*Work instructions*
Wherever the string "теплоснабжения" occurs in a line of these records, report that line.

*Recorded data*
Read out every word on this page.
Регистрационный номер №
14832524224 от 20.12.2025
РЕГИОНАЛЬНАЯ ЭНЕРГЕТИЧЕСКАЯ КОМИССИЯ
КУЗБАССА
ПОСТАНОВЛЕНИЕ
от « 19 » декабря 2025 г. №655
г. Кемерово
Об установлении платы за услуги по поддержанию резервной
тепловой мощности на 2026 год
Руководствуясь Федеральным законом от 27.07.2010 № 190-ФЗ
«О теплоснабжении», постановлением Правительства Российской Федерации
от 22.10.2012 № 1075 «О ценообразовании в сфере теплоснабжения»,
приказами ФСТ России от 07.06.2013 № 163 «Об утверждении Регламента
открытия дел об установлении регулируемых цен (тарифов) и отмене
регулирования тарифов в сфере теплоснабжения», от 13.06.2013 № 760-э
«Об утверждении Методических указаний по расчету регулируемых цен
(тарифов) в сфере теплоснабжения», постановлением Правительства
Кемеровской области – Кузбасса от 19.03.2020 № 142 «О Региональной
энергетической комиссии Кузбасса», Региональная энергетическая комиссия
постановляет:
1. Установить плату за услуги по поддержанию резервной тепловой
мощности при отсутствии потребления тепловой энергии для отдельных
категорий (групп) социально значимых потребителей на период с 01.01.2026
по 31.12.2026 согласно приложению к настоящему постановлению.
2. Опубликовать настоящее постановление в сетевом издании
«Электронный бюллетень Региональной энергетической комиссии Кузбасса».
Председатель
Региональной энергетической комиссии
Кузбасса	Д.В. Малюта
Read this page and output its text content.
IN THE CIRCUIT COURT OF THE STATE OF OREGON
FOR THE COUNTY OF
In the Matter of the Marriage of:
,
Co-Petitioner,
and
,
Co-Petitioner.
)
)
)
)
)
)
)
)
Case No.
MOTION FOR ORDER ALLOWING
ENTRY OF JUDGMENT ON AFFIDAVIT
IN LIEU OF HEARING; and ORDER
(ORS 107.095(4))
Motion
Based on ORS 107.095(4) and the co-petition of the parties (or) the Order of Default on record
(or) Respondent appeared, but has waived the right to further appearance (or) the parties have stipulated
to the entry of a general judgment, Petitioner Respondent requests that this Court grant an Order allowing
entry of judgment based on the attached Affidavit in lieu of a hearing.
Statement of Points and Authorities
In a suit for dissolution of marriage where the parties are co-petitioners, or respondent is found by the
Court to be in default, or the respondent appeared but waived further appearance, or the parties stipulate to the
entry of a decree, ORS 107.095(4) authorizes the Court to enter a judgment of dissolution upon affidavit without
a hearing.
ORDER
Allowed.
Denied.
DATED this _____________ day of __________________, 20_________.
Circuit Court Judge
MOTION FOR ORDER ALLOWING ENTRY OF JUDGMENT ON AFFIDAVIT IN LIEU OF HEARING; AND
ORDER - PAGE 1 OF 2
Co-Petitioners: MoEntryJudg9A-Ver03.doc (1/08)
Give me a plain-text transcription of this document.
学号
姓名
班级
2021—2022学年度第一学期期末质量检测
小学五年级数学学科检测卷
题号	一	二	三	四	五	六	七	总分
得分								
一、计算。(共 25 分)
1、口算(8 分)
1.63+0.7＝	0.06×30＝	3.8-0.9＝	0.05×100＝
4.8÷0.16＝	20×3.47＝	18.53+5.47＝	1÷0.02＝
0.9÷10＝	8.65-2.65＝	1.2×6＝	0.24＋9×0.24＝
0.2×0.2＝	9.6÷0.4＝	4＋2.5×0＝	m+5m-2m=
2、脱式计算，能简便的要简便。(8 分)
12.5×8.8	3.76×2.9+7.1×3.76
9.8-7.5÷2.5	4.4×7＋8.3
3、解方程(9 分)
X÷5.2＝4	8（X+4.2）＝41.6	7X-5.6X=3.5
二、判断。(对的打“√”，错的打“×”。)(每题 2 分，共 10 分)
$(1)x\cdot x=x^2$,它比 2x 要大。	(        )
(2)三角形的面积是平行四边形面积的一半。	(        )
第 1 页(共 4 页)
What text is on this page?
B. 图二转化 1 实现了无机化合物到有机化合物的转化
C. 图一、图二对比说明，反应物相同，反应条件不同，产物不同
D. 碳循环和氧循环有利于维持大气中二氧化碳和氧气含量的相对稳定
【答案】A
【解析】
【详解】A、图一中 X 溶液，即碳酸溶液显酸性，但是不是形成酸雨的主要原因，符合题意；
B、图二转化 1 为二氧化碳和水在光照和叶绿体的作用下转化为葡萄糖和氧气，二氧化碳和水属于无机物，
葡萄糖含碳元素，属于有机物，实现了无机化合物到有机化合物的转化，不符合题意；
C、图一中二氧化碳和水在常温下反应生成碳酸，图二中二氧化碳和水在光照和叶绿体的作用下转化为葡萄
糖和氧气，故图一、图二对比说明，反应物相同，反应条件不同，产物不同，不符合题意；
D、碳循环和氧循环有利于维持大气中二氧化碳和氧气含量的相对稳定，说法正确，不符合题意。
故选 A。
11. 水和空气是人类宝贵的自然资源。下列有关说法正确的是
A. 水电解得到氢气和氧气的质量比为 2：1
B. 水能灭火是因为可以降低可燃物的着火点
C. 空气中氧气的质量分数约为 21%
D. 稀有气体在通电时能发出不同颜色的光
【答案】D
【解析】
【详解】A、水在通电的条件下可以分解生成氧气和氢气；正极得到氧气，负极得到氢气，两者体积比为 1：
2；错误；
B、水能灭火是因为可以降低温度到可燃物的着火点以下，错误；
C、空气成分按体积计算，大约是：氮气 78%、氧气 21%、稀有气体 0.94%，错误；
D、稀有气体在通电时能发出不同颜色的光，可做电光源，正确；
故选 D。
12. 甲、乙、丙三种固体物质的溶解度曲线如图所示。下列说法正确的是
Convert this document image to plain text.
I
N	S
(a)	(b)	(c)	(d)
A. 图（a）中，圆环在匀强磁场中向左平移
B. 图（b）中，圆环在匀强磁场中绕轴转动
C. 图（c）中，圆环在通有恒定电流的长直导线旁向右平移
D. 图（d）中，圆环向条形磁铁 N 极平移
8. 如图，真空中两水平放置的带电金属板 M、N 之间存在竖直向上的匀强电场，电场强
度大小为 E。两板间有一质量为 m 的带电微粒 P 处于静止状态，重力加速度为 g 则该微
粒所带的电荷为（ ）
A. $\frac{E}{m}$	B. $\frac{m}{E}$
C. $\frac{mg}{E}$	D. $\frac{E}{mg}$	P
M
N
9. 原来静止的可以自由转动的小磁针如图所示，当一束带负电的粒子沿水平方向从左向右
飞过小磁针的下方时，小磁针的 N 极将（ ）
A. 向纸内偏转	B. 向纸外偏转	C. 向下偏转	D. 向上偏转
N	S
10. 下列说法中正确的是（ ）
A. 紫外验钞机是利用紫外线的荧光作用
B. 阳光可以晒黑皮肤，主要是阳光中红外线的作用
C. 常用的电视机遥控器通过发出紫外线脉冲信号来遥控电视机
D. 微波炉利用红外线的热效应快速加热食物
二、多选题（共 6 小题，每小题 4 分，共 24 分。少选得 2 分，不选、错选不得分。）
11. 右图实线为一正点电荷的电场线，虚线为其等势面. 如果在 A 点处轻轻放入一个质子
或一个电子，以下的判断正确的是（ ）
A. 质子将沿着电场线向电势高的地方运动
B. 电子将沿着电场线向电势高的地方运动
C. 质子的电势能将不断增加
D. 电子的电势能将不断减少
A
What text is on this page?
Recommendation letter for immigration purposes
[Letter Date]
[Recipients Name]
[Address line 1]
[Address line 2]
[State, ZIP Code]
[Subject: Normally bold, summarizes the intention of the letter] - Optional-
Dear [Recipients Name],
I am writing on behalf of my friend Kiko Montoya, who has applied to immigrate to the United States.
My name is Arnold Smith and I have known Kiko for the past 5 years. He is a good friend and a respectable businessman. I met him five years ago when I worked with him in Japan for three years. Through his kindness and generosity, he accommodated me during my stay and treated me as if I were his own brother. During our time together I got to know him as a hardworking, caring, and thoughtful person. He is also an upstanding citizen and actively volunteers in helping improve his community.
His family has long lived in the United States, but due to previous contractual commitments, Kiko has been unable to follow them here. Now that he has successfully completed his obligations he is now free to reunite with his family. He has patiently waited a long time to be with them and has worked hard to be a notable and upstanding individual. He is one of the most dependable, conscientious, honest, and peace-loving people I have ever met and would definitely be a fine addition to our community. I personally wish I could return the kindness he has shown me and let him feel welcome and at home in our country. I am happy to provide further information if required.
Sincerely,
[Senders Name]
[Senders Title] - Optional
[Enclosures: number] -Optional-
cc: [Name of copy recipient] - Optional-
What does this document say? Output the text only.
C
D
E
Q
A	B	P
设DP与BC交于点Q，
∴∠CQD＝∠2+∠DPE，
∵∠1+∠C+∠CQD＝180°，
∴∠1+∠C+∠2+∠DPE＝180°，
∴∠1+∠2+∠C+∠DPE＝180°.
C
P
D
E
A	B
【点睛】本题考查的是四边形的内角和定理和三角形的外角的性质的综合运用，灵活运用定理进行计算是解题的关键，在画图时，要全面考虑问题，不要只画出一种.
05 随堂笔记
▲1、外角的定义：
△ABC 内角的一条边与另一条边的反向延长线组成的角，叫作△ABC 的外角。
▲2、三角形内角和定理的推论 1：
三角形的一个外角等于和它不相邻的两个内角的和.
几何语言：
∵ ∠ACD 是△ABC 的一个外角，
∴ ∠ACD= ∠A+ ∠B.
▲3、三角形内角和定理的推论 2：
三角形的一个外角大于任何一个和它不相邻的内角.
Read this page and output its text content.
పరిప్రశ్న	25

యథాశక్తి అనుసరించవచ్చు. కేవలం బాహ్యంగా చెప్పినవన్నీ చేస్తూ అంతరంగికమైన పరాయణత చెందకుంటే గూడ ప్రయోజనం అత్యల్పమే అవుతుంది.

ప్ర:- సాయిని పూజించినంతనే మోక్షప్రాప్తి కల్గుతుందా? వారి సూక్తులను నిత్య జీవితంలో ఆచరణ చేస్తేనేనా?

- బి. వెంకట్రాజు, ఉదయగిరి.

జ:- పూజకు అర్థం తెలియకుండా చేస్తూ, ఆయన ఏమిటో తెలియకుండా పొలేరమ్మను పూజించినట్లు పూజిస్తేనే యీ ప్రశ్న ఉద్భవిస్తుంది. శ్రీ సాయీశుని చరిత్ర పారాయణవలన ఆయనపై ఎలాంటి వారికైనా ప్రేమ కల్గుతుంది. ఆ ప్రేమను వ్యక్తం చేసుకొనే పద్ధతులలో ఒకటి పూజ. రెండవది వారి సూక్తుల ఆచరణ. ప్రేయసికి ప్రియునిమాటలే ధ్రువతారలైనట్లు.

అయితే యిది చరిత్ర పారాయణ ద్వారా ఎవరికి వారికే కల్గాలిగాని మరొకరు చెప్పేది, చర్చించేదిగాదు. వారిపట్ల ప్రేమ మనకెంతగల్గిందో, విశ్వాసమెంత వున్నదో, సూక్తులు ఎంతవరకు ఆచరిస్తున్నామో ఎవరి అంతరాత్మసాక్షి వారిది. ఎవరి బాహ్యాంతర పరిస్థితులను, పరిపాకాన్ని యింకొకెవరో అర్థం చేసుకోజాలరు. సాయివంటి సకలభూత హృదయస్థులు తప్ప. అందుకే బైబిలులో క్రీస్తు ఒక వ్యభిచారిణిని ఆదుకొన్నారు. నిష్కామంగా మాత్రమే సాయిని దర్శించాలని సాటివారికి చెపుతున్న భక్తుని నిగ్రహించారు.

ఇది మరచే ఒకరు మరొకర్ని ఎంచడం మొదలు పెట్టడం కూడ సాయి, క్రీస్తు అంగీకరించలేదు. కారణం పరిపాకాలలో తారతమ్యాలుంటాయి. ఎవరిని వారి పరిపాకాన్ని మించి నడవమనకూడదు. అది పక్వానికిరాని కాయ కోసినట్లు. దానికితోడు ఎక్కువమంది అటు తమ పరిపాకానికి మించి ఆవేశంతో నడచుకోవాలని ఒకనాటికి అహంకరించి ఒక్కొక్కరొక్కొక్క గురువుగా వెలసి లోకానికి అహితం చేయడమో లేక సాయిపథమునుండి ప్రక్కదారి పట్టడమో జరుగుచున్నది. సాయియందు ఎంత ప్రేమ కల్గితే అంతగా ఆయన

*Exercise response*
от 22.10.2012 № 1075 «О ценообразовании в сфере теплоснабжения»,
регулирования тарифов в сфере теплоснабжения», от 13.06.2013 № 760-э
(тарифов) в сфере теплоснабжения», постановлением Правительства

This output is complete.